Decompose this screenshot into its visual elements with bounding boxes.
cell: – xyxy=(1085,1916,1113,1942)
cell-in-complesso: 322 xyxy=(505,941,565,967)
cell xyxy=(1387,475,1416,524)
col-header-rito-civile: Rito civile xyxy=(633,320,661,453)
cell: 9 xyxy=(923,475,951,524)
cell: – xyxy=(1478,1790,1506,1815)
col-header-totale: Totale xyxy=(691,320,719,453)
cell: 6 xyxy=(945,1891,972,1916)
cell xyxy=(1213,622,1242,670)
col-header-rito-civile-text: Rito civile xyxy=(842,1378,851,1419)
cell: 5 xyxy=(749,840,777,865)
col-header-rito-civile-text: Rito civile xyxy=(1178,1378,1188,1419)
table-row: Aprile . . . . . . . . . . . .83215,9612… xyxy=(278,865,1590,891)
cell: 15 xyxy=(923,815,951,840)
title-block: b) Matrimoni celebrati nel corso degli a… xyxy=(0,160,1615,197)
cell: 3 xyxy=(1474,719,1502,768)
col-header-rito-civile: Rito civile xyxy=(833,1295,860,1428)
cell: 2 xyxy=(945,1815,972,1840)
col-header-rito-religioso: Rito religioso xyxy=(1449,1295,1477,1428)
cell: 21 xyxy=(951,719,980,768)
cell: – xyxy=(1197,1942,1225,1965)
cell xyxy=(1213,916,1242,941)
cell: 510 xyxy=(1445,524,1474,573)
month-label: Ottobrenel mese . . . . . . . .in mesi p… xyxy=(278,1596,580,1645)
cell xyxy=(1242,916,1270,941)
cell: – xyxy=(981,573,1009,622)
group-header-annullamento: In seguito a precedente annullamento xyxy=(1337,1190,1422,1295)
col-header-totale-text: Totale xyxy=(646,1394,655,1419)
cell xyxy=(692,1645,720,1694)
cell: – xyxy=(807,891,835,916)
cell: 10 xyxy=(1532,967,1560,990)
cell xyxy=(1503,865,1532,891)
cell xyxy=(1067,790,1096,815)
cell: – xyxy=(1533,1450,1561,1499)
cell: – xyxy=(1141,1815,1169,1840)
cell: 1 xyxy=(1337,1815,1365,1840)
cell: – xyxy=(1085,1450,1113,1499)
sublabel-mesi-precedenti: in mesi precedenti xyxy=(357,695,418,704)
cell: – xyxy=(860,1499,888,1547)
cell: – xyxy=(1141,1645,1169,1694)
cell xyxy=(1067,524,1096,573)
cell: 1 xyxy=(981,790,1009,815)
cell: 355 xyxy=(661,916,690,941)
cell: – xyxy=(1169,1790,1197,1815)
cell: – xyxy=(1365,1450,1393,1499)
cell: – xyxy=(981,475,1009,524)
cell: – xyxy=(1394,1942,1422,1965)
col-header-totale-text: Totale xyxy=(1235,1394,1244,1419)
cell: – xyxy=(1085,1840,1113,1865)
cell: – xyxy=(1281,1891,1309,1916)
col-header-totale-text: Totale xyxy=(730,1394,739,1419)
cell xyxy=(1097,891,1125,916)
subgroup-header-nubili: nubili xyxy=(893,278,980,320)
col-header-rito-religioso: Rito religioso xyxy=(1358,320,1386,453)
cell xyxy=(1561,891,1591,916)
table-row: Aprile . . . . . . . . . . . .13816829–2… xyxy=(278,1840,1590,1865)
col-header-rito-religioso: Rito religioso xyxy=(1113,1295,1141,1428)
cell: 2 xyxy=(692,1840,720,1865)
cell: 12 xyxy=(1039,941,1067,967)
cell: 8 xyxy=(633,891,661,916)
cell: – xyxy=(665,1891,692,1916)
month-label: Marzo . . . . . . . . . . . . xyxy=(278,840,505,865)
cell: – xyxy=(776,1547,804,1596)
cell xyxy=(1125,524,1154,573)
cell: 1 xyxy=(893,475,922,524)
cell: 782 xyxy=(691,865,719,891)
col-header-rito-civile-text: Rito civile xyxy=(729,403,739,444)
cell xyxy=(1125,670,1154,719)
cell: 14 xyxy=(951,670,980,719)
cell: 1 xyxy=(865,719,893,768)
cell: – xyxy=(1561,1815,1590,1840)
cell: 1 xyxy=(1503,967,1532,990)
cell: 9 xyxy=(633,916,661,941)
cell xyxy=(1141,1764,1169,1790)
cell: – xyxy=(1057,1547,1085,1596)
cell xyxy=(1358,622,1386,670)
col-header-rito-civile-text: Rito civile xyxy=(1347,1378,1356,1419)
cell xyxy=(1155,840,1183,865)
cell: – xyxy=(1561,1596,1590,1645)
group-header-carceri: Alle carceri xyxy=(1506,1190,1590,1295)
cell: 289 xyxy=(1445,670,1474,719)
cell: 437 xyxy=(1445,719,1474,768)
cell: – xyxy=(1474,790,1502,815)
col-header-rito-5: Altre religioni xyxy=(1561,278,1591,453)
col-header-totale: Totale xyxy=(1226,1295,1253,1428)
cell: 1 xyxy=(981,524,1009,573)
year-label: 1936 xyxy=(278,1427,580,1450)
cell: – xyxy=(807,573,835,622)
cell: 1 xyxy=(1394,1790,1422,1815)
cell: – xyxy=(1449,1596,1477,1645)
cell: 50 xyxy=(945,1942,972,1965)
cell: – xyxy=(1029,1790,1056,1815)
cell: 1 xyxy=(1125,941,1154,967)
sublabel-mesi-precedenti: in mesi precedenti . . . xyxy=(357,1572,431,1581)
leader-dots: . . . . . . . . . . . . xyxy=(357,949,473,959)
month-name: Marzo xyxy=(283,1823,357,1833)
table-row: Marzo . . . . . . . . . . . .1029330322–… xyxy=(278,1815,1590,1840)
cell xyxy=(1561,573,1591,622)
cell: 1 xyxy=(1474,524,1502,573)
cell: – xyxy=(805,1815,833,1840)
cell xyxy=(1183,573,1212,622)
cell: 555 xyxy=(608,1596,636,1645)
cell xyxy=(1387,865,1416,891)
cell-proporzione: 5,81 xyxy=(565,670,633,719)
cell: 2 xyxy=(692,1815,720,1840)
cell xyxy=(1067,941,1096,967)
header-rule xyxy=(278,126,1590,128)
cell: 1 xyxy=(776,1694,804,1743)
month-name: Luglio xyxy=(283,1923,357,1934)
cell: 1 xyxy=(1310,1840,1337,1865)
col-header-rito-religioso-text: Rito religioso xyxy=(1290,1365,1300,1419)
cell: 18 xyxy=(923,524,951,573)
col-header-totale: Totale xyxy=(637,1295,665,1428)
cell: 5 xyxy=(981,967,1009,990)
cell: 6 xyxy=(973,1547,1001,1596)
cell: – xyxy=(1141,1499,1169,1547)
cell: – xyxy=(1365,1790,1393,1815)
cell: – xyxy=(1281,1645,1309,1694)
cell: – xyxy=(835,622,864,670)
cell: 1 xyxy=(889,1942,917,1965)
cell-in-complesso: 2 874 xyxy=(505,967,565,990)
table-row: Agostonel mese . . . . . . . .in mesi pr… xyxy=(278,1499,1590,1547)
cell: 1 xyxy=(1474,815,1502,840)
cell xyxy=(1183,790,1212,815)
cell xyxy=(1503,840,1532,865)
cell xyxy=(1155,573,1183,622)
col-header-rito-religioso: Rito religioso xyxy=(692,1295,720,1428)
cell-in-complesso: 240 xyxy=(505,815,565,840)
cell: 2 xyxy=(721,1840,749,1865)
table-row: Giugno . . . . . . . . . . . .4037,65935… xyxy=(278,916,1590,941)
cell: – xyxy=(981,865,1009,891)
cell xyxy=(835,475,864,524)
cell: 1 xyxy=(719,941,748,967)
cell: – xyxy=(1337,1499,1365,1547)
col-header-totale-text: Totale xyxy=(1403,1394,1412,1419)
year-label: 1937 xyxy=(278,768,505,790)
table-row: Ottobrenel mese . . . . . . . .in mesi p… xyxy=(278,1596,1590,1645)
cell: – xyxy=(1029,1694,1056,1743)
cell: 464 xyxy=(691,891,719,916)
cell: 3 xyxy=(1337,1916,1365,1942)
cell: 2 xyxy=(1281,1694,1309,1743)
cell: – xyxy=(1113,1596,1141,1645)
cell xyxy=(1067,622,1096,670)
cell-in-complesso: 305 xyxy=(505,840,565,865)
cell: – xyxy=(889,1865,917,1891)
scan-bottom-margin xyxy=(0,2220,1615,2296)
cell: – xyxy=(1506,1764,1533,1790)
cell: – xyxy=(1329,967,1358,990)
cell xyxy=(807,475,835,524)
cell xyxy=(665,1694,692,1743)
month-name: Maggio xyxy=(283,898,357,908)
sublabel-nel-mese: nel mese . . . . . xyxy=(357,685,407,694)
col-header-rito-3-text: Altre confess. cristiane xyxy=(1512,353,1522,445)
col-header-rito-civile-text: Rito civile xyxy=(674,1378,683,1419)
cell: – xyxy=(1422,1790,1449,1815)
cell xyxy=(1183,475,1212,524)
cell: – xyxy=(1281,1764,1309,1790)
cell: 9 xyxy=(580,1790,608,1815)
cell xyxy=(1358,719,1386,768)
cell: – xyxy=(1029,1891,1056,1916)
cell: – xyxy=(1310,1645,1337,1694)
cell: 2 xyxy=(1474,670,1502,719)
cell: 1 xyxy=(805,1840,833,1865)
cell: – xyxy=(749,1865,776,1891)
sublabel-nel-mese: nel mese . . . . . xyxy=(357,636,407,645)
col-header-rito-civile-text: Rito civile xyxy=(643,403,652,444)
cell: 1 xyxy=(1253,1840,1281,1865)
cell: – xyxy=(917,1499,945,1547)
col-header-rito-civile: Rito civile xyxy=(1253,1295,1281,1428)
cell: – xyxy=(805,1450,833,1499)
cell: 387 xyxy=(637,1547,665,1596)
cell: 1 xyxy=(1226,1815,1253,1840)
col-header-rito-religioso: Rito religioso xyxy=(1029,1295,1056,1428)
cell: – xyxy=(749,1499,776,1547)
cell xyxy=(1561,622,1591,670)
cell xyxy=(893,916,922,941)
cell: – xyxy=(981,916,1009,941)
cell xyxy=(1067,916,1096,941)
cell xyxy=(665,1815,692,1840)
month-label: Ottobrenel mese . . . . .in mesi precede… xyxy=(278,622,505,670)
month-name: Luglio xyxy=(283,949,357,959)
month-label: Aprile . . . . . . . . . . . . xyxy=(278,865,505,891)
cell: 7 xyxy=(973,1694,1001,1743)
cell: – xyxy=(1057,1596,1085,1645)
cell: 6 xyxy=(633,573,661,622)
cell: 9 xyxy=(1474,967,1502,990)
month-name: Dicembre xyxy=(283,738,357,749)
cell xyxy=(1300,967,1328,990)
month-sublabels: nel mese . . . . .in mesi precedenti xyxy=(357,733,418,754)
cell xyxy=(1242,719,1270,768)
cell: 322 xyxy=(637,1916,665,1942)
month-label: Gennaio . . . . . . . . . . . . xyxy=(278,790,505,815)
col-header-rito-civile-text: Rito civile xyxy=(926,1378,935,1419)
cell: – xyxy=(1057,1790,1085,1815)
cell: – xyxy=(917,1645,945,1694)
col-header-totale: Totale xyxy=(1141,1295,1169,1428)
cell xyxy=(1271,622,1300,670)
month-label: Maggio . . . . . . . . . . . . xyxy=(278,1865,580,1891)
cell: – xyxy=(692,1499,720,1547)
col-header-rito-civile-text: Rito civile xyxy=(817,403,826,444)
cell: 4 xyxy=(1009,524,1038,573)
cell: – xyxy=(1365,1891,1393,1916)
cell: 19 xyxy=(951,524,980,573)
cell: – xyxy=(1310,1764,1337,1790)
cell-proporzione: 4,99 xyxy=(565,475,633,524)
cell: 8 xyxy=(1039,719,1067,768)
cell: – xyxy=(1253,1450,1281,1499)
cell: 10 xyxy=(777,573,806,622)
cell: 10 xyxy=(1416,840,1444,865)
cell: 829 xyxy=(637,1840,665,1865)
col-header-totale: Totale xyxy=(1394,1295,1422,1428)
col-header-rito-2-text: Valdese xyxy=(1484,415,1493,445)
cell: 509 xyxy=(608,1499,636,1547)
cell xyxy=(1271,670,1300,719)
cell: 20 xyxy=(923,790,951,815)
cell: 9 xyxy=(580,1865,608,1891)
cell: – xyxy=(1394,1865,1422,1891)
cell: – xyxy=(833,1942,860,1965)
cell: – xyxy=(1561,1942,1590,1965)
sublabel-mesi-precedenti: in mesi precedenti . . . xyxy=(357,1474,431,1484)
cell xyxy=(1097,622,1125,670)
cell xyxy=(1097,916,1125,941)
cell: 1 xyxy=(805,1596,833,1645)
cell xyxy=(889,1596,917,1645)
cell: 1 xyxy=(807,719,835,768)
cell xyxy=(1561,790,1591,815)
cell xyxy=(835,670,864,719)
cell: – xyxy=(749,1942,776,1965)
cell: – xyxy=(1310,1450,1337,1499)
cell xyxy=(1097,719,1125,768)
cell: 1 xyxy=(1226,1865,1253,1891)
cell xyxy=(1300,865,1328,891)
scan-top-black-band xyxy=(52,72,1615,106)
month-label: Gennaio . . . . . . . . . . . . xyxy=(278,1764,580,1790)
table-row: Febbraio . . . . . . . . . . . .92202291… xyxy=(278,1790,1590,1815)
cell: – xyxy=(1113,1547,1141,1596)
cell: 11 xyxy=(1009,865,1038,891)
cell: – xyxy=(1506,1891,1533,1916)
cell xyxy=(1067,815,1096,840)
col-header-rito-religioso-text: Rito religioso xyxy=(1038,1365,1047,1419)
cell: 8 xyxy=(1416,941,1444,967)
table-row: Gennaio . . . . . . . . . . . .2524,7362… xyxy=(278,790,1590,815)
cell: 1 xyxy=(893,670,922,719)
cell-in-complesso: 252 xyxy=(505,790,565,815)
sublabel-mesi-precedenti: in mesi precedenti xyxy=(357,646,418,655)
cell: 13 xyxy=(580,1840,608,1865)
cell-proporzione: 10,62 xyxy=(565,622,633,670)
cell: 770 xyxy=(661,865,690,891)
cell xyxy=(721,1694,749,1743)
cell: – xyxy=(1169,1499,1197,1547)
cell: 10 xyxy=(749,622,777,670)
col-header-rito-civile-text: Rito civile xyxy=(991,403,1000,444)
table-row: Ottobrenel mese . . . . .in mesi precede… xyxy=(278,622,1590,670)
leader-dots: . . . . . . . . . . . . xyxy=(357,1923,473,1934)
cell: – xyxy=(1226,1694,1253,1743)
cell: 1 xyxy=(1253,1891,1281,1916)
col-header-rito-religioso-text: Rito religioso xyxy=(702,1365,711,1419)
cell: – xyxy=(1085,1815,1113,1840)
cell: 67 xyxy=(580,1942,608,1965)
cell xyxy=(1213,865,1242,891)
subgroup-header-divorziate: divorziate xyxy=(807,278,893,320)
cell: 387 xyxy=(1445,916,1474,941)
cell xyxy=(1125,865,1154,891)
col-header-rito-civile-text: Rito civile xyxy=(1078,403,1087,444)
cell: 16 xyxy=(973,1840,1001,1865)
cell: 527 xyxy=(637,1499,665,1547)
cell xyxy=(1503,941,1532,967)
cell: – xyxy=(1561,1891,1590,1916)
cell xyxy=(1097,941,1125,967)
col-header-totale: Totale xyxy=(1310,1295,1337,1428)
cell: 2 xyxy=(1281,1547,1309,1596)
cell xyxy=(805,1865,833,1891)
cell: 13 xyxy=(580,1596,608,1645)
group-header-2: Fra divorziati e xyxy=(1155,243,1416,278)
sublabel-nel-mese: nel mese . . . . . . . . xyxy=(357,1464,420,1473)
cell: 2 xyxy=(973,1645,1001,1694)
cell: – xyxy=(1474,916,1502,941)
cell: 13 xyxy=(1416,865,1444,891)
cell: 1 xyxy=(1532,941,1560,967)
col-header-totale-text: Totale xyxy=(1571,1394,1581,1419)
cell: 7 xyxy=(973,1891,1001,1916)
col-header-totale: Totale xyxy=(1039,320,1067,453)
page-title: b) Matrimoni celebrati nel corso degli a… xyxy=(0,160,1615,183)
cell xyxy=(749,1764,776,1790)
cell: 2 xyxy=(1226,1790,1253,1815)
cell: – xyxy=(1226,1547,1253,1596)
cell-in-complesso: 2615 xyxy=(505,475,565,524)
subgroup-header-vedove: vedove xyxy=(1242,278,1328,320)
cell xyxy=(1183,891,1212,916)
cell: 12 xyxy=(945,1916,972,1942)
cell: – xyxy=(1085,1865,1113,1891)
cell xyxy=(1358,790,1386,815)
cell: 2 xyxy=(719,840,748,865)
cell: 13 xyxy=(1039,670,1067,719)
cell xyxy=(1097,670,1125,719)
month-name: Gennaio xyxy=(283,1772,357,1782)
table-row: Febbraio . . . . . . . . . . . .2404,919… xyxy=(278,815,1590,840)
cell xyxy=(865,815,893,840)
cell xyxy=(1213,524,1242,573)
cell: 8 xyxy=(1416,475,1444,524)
________
* _WHAT TO PRODUCE_:
Gather every line above that contains the string "year", and copy each one out in full.

* _EXERCISE RESPONSE_:
year-label: 1936 xyxy=(278,1427,580,1450)
year-label: 1937 xyxy=(278,768,505,790)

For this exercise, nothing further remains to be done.